**Input for this task**.
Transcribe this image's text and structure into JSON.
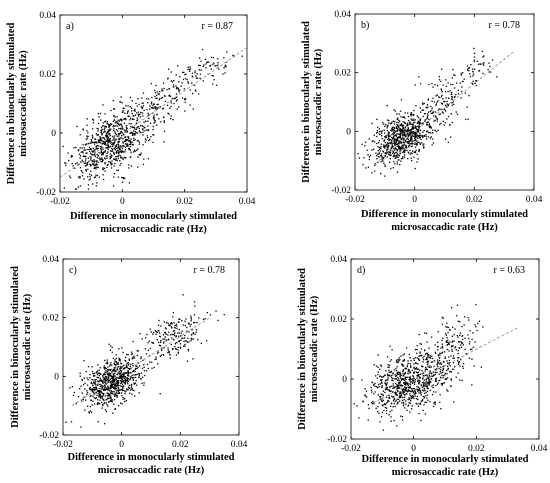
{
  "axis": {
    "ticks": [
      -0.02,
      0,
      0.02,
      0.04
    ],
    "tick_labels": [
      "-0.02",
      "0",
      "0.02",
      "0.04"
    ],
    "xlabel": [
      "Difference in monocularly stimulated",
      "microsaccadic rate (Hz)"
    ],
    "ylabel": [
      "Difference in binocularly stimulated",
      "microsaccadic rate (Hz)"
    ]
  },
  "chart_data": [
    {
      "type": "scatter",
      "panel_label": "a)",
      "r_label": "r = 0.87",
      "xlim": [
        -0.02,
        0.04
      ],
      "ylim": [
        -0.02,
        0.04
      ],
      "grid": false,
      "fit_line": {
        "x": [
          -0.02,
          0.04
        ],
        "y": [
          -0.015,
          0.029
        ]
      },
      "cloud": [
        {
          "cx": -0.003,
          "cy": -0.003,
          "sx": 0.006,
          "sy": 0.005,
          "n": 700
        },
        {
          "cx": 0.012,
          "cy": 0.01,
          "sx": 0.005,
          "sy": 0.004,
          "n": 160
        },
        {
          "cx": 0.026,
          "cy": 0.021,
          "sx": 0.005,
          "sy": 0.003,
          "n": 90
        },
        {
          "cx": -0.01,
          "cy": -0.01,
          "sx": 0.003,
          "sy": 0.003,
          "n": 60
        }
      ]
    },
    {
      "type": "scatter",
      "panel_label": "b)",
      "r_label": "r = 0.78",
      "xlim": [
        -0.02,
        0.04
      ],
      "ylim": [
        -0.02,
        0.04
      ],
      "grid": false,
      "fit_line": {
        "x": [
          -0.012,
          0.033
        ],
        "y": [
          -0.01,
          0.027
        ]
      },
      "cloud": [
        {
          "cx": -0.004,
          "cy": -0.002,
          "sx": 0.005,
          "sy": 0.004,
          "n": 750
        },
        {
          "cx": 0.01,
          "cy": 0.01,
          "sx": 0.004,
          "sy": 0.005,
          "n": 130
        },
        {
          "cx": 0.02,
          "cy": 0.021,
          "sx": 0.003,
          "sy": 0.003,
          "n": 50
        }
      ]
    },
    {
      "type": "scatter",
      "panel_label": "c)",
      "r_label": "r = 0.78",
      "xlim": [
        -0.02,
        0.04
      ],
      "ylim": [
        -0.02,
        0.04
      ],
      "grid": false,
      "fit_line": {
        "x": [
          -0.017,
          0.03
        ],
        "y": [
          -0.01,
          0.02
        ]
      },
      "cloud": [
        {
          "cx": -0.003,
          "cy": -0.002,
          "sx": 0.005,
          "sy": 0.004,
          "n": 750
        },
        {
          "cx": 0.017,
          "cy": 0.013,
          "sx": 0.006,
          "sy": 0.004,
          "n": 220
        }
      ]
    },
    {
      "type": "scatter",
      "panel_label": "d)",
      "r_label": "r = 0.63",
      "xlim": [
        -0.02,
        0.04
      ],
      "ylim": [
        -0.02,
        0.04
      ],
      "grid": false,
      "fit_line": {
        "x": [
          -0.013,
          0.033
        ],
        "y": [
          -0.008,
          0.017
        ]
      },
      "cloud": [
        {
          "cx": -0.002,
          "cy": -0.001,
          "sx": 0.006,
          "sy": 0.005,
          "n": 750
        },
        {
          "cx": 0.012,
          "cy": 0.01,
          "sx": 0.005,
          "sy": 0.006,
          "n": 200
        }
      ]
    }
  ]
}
...
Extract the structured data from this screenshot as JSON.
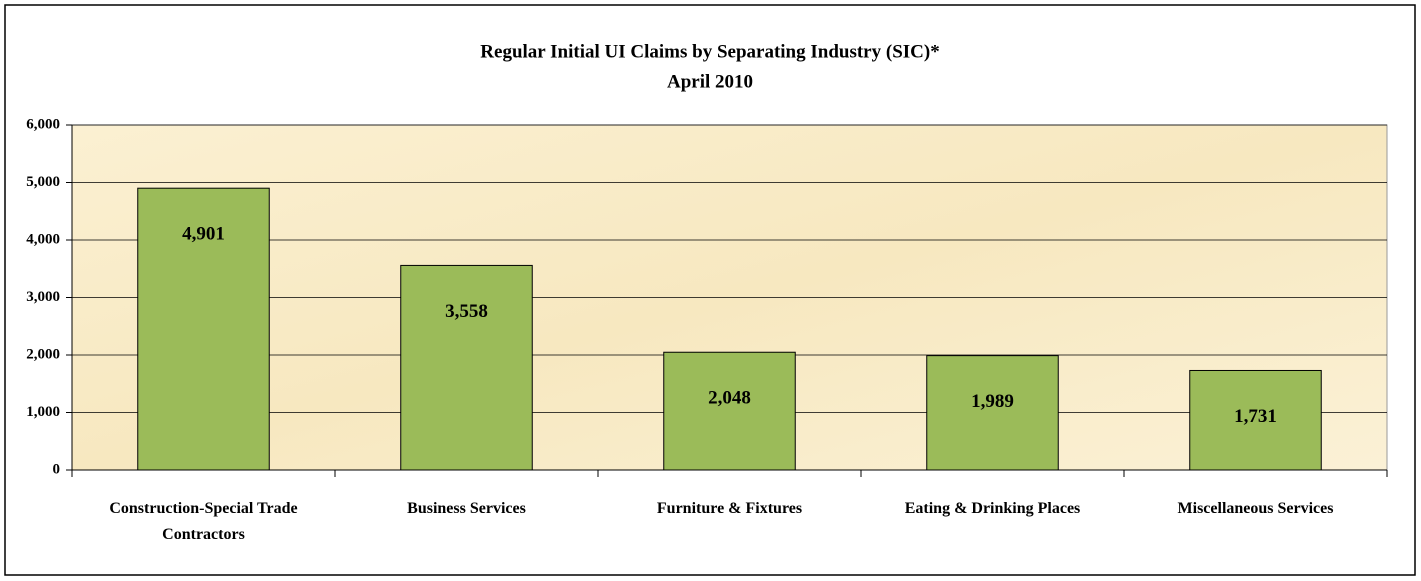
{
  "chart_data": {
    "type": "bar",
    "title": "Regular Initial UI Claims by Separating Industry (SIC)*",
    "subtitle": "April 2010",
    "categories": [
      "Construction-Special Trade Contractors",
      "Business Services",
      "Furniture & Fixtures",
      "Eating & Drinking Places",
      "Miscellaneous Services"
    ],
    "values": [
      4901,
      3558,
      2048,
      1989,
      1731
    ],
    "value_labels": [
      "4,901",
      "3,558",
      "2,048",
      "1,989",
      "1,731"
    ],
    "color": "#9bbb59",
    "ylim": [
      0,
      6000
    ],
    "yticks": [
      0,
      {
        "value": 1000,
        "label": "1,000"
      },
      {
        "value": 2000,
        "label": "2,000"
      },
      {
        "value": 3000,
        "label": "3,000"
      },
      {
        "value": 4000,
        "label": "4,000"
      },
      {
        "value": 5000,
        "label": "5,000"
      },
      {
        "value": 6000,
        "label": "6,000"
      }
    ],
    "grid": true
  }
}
--
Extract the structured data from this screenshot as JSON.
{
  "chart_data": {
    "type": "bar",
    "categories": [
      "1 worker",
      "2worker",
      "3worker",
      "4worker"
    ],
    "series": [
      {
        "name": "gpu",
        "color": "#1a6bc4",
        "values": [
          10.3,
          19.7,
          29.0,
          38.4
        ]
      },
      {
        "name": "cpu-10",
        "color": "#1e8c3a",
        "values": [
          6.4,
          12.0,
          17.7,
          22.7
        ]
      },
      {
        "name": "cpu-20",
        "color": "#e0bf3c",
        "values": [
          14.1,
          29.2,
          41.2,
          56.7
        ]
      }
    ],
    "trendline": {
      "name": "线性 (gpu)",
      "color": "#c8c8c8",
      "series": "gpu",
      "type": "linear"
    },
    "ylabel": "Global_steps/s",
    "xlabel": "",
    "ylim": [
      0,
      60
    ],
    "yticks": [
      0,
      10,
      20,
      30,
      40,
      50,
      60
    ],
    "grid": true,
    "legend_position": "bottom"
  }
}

**Task to carry out**.
Check each line above for the word "color" and give the number of lines that have it, nothing else.

**Exercise solution**.
5